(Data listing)
= = =
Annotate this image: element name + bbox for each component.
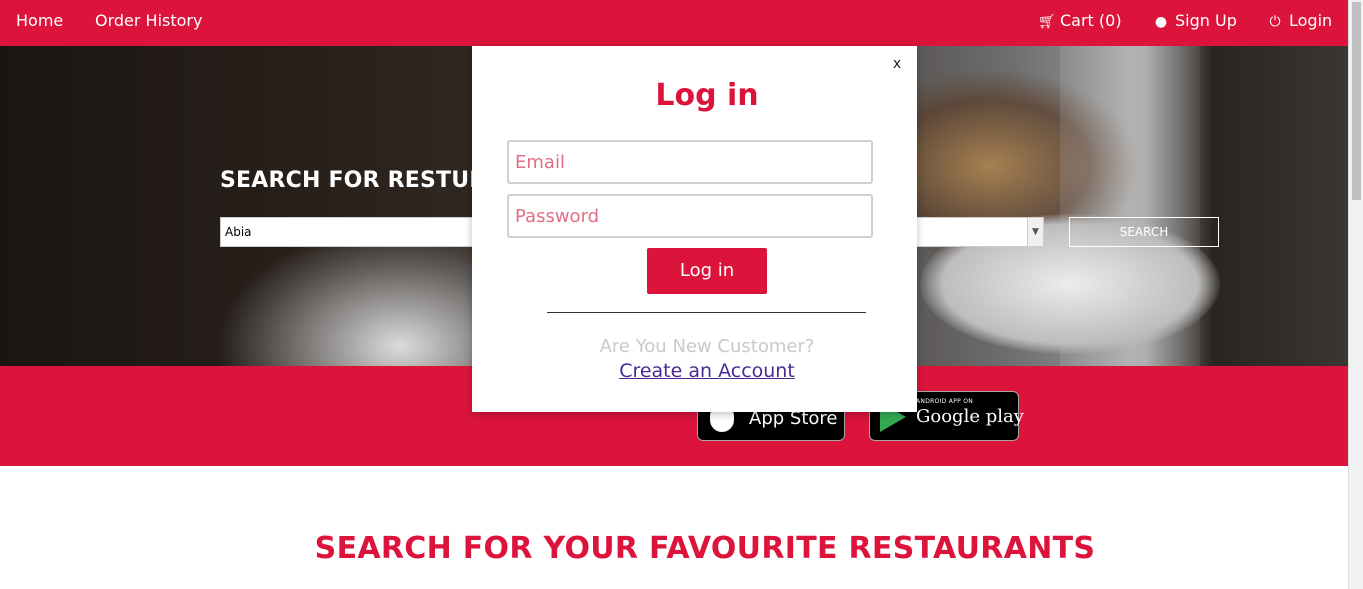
modal-title: Log in (655, 78, 759, 113)
nav-sign-up-link[interactable]: ● Sign Up (1153, 11, 1237, 30)
cart-icon: 🛒︎ (1038, 14, 1056, 30)
chevron-down-icon: ▼ (1027, 218, 1043, 246)
top-navbar: Home Order History 🛒︎ Cart (0) ● Sign Up ⏻… (0, 0, 1348, 46)
page-scrollbar[interactable] (1348, 0, 1363, 589)
nav-login-link[interactable]: ⏻ Login (1267, 11, 1332, 30)
create-account-link[interactable]: Create an Account (472, 360, 942, 382)
email-field[interactable] (507, 140, 873, 184)
google-play-label: Google play (916, 406, 1024, 427)
user-icon: ● (1154, 14, 1168, 30)
login-modal: x Log in Log in Are You New Customer? Cr… (472, 46, 917, 412)
nav-cart-link[interactable]: 🛒︎ Cart (0) (1038, 11, 1122, 30)
nav-order-history-link[interactable]: Order History (95, 11, 202, 30)
sign-up-label: Sign Up (1175, 11, 1237, 30)
page: Home Order History 🛒︎ Cart (0) ● Sign Up ⏻… (0, 0, 1363, 589)
power-icon: ⏻ (1269, 14, 1281, 30)
password-field[interactable] (507, 194, 873, 238)
new-customer-text: Are You New Customer? (599, 336, 815, 357)
cart-label: Cart (0) (1060, 11, 1122, 30)
modal-divider (547, 312, 866, 313)
login-label: Login (1289, 11, 1333, 30)
nav-home-link[interactable]: Home (16, 11, 63, 30)
area-select[interactable]: ▼ (910, 217, 1044, 247)
search-button[interactable]: SEARCH (1069, 217, 1219, 247)
close-icon[interactable]: x (890, 56, 904, 72)
google-play-caption: ANDROID APP ON (916, 398, 974, 405)
login-submit-button[interactable]: Log in (647, 248, 767, 294)
hero-title: SEARCH FOR RESTURAI (220, 168, 513, 193)
scrollbar-thumb[interactable] (1352, 2, 1361, 200)
section-heading: SEARCH FOR YOUR FAVOURITE RESTAURANTS (314, 531, 1096, 566)
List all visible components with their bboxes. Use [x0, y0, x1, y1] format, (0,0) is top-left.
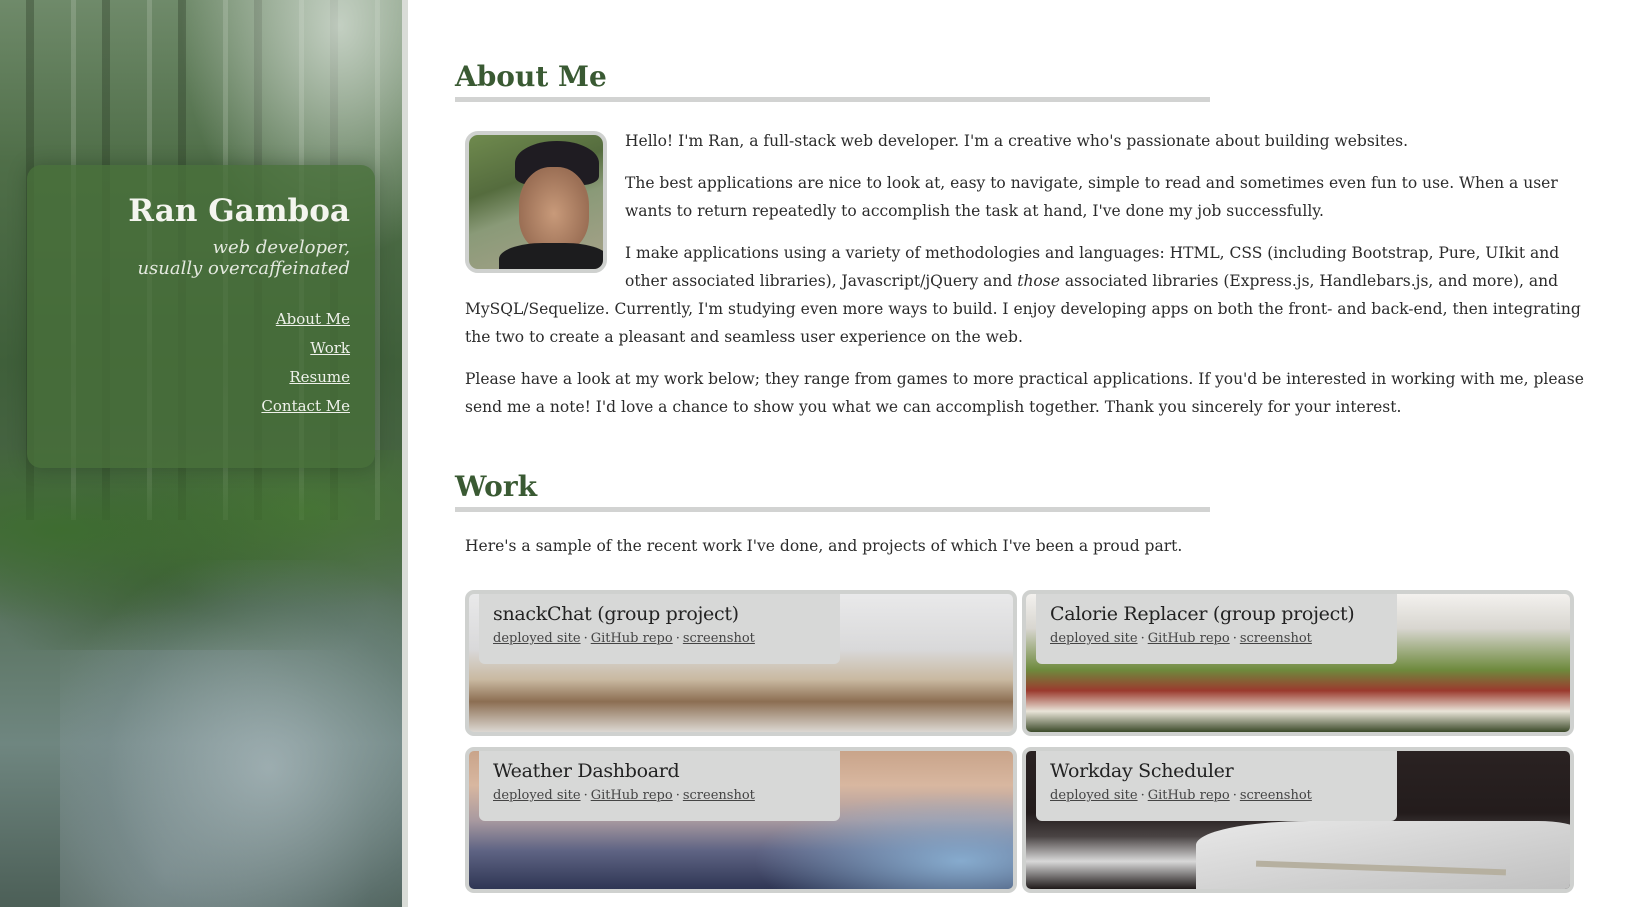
project-card-label: Workday Scheduler deployed site · GitHub r… — [1036, 751, 1397, 821]
project-card-label: snackChat (group project) deployed site ·… — [479, 594, 840, 664]
screenshot-link[interactable]: screenshot — [1240, 788, 1312, 803]
project-title: snackChat (group project) — [493, 603, 739, 625]
about-paragraph-1: Hello! I'm Ran, a full-stack web develop… — [625, 132, 1409, 150]
project-title: Calorie Replacer (group project) — [1050, 603, 1355, 625]
nav-link-about-me[interactable]: About Me — [27, 305, 350, 334]
work-title-rule — [455, 507, 1210, 512]
photo-face — [519, 167, 589, 252]
screenshot-link[interactable]: screenshot — [683, 631, 755, 646]
profile-photo — [465, 131, 607, 273]
project-card-snackchat[interactable]: snackChat (group project) deployed site ·… — [465, 590, 1017, 736]
work-intro: Here's a sample of the recent work I've … — [465, 537, 1183, 555]
tagline-line-2: usually overcaffeinated — [137, 258, 350, 279]
project-links: deployed site · GitHub repo · screenshot — [493, 785, 840, 807]
github-repo-link[interactable]: GitHub repo — [591, 788, 673, 803]
link-separator: · — [583, 631, 588, 646]
screenshot-link[interactable]: screenshot — [683, 788, 755, 803]
project-links: deployed site · GitHub repo · screenshot — [493, 628, 840, 650]
project-card-weather-dashboard[interactable]: Weather Dashboard deployed site · GitHub r… — [465, 747, 1017, 893]
link-separator: · — [675, 631, 680, 646]
github-repo-link[interactable]: GitHub repo — [591, 631, 673, 646]
about-paragraph-3-emphasis: those — [1017, 272, 1060, 290]
about-paragraph-2: The best applications are nice to look a… — [625, 174, 1558, 220]
project-title: Workday Scheduler — [1050, 760, 1234, 782]
deployed-site-link[interactable]: deployed site — [1050, 631, 1138, 646]
nav-link-resume[interactable]: Resume — [27, 363, 350, 392]
github-repo-link[interactable]: GitHub repo — [1148, 788, 1230, 803]
profile-nav: About Me Work Resume Contact Me — [27, 305, 350, 421]
link-separator: · — [583, 788, 588, 803]
photo-shirt — [499, 243, 603, 269]
nav-link-contact-me[interactable]: Contact Me — [27, 392, 350, 421]
project-card-label: Weather Dashboard deployed site · GitHub r… — [479, 751, 840, 821]
link-separator: · — [1232, 631, 1237, 646]
deployed-site-link[interactable]: deployed site — [1050, 788, 1138, 803]
project-title: Weather Dashboard — [493, 760, 680, 782]
about-body: Hello! I'm Ran, a full-stack web develop… — [465, 127, 1600, 421]
project-card-workday-scheduler[interactable]: Workday Scheduler deployed site · GitHub r… — [1022, 747, 1574, 893]
link-separator: · — [1140, 631, 1145, 646]
nav-link-work[interactable]: Work — [27, 334, 350, 363]
github-repo-link[interactable]: GitHub repo — [1148, 631, 1230, 646]
about-paragraph-4: Please have a look at my work below; the… — [465, 370, 1584, 416]
main-content: About Me Hello! I'm Ran, a full-stack we… — [455, 0, 1605, 907]
profile-name: Ran Gamboa — [128, 193, 350, 229]
deployed-site-link[interactable]: deployed site — [493, 788, 581, 803]
notebook-paper — [1196, 821, 1570, 889]
about-title-rule — [455, 97, 1210, 102]
deployed-site-link[interactable]: deployed site — [493, 631, 581, 646]
sidebar-edge — [402, 0, 408, 907]
link-separator: · — [1140, 788, 1145, 803]
project-card-label: Calorie Replacer (group project) deploye… — [1036, 594, 1397, 664]
project-links: deployed site · GitHub repo · screenshot — [1050, 628, 1397, 650]
about-section: About Me Hello! I'm Ran, a full-stack we… — [455, 60, 1605, 435]
project-links: deployed site · GitHub repo · screenshot — [1050, 785, 1397, 807]
project-card-calorie-replacer[interactable]: Calorie Replacer (group project) deploye… — [1022, 590, 1574, 736]
profile-tagline: web developer, usually overcaffeinated — [27, 237, 350, 279]
profile-card: Ran Gamboa web developer, usually overca… — [27, 165, 375, 468]
about-title: About Me — [455, 60, 607, 93]
link-separator: · — [675, 788, 680, 803]
screenshot-link[interactable]: screenshot — [1240, 631, 1312, 646]
link-separator: · — [1232, 788, 1237, 803]
forest-background-stream — [60, 560, 408, 907]
about-paragraph-3: I make applications using a variety of m… — [465, 239, 1600, 351]
sidebar: Ran Gamboa web developer, usually overca… — [0, 0, 408, 907]
work-section: Work Here's a sample of the recent work … — [455, 470, 1605, 893]
work-title: Work — [455, 470, 537, 503]
tagline-line-1: web developer, — [212, 237, 350, 258]
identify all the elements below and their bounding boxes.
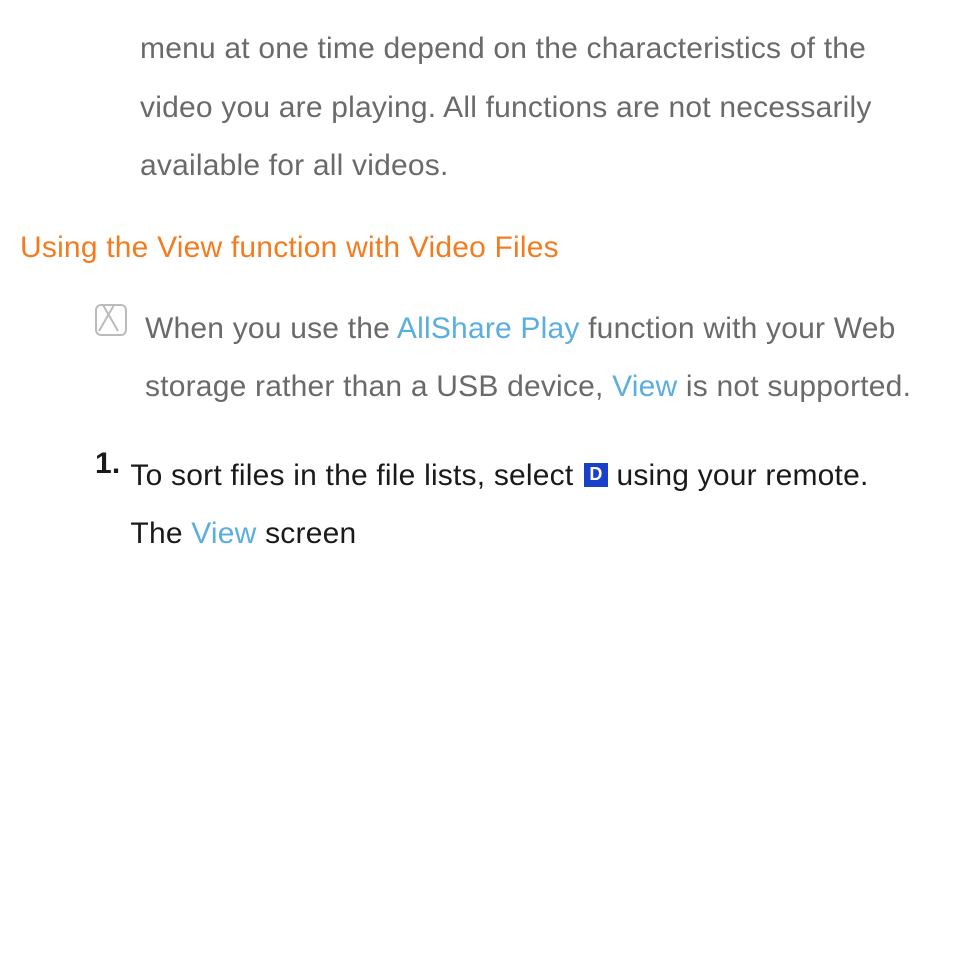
= = =
Edit the lines starting at "project-card-label: Workday Scheduler" and ending at "project-title: Calorie Replacer" so that "deployed site" becomes "live site", and leave everything else in them unchanged.

project-card-label: Workday Scheduler live site · GitHub r… — [1036, 751, 1397, 821]
project-card-label: snackChat (group project) live site ·… — [479, 594, 840, 664]
screenshot-link[interactable]: screenshot — [1240, 788, 1312, 803]
project-title: snackChat (group project) — [493, 603, 739, 625]
about-paragraph-1: Hello! I'm Ran, a full-stack web develop… — [625, 132, 1409, 150]
project-title: Calorie Replacer (group project) — [1050, 603, 1355, 625]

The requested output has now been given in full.